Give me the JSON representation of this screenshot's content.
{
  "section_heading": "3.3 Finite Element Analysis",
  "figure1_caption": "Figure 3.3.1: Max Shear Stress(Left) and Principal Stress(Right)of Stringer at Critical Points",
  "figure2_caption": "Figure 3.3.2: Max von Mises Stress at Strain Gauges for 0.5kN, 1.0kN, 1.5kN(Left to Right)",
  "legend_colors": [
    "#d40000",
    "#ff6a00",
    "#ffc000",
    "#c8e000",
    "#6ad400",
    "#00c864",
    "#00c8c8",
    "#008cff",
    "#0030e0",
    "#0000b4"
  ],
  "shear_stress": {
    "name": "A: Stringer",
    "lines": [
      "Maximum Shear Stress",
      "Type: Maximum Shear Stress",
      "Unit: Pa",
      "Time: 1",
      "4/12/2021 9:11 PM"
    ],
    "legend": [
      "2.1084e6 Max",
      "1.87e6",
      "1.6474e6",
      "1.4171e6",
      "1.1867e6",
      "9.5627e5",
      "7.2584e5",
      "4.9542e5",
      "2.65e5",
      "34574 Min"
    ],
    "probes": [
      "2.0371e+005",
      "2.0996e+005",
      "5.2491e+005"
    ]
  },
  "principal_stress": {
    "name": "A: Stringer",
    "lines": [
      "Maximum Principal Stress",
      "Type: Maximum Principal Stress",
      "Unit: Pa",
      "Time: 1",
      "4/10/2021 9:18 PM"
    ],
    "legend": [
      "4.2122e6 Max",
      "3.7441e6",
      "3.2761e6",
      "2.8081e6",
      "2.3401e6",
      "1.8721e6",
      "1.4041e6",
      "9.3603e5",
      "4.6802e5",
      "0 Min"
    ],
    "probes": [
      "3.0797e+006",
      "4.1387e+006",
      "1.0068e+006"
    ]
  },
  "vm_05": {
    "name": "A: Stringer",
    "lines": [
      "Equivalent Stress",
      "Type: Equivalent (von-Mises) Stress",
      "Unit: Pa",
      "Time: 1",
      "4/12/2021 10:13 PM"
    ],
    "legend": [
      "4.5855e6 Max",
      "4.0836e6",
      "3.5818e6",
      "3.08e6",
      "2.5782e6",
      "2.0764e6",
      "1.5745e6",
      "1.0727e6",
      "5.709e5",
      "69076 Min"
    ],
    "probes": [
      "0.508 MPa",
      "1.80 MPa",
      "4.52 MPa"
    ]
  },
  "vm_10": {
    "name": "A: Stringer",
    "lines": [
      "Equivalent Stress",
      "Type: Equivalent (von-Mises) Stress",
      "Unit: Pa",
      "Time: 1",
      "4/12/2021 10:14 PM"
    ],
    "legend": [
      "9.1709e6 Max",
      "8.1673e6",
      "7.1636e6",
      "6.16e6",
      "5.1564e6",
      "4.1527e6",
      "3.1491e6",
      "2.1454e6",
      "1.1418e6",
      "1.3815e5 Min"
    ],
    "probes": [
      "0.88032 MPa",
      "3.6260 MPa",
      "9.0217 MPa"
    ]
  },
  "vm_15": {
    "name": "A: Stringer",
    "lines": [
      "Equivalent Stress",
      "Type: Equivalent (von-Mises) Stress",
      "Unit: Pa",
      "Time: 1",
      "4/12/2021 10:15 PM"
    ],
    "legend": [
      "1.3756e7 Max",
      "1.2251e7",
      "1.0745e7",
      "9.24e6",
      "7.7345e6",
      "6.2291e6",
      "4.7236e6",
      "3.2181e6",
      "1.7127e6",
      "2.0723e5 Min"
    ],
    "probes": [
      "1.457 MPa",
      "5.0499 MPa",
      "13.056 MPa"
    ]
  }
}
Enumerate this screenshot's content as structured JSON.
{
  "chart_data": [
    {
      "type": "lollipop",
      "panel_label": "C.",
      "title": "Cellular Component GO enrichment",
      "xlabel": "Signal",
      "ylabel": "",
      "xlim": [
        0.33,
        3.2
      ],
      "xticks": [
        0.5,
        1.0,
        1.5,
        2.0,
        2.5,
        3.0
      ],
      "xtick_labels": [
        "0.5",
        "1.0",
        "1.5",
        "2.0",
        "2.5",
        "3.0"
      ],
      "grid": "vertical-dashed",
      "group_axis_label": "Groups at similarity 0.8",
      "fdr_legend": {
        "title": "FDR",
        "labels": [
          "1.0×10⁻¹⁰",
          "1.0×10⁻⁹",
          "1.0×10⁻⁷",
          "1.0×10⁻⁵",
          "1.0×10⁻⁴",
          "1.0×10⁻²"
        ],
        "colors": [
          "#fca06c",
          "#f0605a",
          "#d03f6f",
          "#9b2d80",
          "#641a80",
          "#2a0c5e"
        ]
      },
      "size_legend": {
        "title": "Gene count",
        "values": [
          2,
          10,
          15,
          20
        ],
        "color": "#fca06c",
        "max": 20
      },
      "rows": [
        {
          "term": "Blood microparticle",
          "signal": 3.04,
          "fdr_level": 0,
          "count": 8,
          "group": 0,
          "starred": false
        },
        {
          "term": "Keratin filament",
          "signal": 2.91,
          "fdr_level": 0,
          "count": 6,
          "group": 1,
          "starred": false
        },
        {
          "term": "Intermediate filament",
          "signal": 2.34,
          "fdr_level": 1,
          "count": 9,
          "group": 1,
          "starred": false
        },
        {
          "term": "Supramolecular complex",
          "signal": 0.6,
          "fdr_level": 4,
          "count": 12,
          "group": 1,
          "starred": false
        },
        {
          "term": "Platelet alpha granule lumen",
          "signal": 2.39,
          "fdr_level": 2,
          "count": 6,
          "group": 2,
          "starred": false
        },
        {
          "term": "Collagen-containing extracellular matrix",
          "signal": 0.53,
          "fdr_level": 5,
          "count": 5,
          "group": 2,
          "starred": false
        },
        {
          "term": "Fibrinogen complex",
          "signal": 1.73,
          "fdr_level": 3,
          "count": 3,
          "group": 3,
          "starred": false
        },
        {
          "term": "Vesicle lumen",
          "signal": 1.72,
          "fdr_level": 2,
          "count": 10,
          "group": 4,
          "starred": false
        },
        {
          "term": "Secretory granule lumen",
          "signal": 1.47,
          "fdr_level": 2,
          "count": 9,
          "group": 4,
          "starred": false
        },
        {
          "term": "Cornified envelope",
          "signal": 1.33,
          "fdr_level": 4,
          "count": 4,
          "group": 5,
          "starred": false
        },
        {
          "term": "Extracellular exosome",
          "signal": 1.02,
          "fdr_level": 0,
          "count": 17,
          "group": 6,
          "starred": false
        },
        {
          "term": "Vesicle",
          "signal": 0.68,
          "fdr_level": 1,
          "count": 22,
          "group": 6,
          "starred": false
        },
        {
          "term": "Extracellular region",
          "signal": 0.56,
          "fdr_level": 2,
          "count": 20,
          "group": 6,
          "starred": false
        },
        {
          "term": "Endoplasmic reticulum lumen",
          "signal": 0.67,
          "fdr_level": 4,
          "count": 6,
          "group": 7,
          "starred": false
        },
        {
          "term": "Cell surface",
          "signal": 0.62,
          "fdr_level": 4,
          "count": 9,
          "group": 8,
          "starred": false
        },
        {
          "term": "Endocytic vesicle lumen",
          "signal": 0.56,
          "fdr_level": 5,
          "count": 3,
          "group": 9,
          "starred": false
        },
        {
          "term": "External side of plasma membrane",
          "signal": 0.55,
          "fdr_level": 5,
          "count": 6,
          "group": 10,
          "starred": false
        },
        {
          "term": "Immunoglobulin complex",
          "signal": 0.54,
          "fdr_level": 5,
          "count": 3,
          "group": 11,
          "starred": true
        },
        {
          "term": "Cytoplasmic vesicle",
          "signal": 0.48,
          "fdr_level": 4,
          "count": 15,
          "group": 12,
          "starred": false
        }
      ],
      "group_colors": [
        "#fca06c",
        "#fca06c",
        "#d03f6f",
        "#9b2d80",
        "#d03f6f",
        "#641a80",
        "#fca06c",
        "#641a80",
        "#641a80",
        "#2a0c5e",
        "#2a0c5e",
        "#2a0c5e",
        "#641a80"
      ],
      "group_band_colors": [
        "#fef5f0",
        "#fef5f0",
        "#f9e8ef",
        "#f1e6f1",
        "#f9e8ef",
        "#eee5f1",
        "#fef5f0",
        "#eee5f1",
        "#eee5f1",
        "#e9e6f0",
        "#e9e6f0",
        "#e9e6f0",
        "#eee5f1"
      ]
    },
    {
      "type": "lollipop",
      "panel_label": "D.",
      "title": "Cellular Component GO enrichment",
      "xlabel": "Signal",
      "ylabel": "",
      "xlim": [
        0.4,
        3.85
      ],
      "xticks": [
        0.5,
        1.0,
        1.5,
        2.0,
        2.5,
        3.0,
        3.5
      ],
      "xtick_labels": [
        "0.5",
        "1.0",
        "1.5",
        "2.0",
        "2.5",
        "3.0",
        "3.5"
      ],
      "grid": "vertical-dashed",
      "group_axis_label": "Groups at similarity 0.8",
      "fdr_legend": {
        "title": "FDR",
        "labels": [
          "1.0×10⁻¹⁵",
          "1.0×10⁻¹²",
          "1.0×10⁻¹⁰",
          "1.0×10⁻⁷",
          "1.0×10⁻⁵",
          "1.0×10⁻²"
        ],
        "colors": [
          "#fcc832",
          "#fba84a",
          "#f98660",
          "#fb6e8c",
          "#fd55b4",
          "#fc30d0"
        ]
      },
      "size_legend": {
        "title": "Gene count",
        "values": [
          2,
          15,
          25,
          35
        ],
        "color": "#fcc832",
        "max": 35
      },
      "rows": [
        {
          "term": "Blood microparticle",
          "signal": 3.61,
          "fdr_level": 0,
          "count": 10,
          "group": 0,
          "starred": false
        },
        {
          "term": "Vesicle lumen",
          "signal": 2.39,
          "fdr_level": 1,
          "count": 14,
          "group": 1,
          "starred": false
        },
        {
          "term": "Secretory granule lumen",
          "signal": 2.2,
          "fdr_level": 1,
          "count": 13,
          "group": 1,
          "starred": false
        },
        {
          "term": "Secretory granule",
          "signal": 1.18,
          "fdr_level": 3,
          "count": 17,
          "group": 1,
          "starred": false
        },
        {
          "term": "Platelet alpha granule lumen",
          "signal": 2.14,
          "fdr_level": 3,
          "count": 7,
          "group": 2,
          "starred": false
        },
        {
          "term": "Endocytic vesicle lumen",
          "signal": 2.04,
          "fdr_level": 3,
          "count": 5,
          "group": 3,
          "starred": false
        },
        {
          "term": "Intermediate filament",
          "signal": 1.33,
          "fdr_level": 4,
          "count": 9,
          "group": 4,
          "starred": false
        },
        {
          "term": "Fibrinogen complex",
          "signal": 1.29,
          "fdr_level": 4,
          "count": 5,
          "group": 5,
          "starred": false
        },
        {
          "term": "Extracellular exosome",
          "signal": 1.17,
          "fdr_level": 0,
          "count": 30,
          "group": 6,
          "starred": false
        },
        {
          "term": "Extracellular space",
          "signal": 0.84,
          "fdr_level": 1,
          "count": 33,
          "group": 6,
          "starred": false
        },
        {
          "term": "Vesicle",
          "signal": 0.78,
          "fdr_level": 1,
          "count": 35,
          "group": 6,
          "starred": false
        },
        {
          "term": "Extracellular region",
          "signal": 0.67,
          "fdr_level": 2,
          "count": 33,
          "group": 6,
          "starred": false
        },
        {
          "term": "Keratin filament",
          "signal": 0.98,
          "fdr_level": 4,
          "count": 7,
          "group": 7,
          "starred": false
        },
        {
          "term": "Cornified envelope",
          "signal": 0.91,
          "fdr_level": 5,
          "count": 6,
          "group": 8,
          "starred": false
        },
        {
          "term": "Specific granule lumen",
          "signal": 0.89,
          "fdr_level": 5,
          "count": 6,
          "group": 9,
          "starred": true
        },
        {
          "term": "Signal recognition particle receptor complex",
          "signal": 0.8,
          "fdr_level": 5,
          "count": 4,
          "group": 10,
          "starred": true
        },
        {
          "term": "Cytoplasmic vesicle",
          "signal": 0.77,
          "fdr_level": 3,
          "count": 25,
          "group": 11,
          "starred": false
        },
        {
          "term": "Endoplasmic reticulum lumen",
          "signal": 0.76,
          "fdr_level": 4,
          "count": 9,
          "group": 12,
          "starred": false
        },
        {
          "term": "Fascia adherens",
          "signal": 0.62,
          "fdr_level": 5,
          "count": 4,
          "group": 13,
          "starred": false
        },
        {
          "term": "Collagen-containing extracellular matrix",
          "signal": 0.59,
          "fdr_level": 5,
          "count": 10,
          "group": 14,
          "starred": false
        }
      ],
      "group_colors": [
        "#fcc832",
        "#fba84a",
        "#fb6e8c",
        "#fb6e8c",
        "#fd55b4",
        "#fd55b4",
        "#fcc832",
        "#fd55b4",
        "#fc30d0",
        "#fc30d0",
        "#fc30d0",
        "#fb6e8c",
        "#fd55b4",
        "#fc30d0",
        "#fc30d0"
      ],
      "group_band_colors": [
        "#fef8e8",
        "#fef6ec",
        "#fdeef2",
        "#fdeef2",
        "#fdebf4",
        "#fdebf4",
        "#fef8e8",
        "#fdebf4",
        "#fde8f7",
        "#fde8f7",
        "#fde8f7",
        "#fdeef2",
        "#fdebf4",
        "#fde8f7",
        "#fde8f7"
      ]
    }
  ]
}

_ _ _ _

Work to be completed :: Tell how many lines of the data above hold the string "this". Give only the number.

Reply to the exercise :: 2